▶ _TASK DATA_:
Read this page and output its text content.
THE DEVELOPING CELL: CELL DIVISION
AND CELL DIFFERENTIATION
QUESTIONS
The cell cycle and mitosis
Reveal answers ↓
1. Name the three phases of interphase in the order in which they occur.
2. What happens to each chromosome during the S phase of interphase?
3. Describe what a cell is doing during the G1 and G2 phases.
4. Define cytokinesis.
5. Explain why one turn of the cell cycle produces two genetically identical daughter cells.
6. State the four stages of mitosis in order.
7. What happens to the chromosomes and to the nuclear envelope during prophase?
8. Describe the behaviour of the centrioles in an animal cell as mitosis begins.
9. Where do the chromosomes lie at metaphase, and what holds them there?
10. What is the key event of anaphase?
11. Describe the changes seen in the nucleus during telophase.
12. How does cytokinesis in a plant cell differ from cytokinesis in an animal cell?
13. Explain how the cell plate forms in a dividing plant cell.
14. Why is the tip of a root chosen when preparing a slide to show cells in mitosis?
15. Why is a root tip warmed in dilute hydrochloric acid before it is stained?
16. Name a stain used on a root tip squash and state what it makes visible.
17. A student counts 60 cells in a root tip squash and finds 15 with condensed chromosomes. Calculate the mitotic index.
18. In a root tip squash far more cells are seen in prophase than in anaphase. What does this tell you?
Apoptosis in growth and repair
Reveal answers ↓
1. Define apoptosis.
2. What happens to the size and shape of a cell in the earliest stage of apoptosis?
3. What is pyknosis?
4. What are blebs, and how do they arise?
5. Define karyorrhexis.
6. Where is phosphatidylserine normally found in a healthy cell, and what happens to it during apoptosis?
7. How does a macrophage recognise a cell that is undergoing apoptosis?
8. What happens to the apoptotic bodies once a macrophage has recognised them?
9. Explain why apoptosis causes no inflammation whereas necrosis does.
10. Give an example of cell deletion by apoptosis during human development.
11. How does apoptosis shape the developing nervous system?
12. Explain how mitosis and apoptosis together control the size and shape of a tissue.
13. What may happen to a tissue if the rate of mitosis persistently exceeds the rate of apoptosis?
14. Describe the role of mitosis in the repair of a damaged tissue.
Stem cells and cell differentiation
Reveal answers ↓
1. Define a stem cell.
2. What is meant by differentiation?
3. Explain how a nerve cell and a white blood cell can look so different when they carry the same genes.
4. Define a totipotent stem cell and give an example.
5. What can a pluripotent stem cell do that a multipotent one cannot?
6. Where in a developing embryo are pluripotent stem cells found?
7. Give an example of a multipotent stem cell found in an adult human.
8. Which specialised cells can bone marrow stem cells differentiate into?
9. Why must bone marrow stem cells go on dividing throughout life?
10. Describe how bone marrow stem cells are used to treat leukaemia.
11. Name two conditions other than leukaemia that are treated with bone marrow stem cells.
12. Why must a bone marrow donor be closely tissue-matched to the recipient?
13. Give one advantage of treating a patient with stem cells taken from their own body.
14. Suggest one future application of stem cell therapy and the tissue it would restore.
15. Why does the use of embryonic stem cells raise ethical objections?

▶ _WHAT YOU ARE ASKED TO DO_:
A word-for-word transcription of the listing above is what the answer should contain.

▶ _RESULT_:
Read this page and output its text content.
THE DEVELOPING CELL: CELL DIVISION
AND CELL DIFFERENTIATION
QUESTIONS
The cell cycle and mitosis
Reveal answers ↓
1. Name the three phases of interphase in the order in which they occur.
2. What happens to each chromosome during the S phase of interphase?
3. Describe what a cell is doing during the G1 and G2 phases.
4. Define cytokinesis.
5. Explain why one turn of the cell cycle produces two genetically identical daughter cells.
6. State the four stages of mitosis in order.
7. What happens to the chromosomes and to the nuclear envelope during prophase?
8. Describe the behaviour of the centrioles in an animal cell as mitosis begins.
9. Where do the chromosomes lie at metaphase, and what holds them there?
10. What is the key event of anaphase?
11. Describe the changes seen in the nucleus during telophase.
12. How does cytokinesis in a plant cell differ from cytokinesis in an animal cell?
13. Explain how the cell plate forms in a dividing plant cell.
14. Why is the tip of a root chosen when preparing a slide to show cells in mitosis?
15. Why is a root tip warmed in dilute hydrochloric acid before it is stained?
16. Name a stain used on a root tip squash and state what it makes visible.
17. A student counts 60 cells in a root tip squash and finds 15 with condensed chromosomes. Calculate the mitotic index.
18. In a root tip squash far more cells are seen in prophase than in anaphase. What does this tell you?
Apoptosis in growth and repair
Reveal answers ↓
1. Define apoptosis.
2. What happens to the size and shape of a cell in the earliest stage of apoptosis?
3. What is pyknosis?
4. What are blebs, and how do they arise?
5. Define karyorrhexis.
6. Where is phosphatidylserine normally found in a healthy cell, and what happens to it during apoptosis?
7. How does a macrophage recognise a cell that is undergoing apoptosis?
8. What happens to the apoptotic bodies once a macrophage has recognised them?
9. Explain why apoptosis causes no inflammation whereas necrosis does.
10. Give an example of cell deletion by apoptosis during human development.
11. How does apoptosis shape the developing nervous system?
12. Explain how mitosis and apoptosis together control the size and shape of a tissue.
13. What may happen to a tissue if the rate of mitosis persistently exceeds the rate of apoptosis?
14. Describe the role of mitosis in the repair of a damaged tissue.
Stem cells and cell differentiation
Reveal answers ↓
1. Define a stem cell.
2. What is meant by differentiation?
3. Explain how a nerve cell and a white blood cell can look so different when they carry the same genes.
4. Define a totipotent stem cell and give an example.
5. What can a pluripotent stem cell do that a multipotent one cannot?
6. Where in a developing embryo are pluripotent stem cells found?
7. Give an example of a multipotent stem cell found in an adult human.
8. Which specialised cells can bone marrow stem cells differentiate into?
9. Why must bone marrow stem cells go on dividing throughout life?
10. Describe how bone marrow stem cells are used to treat leukaemia.
11. Name two conditions other than leukaemia that are treated with bone marrow stem cells.
12. Why must a bone marrow donor be closely tissue-matched to the recipient?
13. Give one advantage of treating a patient with stem cells taken from their own body.
14. Suggest one future application of stem cell therapy and the tissue it would restore.
15. Why does the use of embryonic stem cells raise ethical objections?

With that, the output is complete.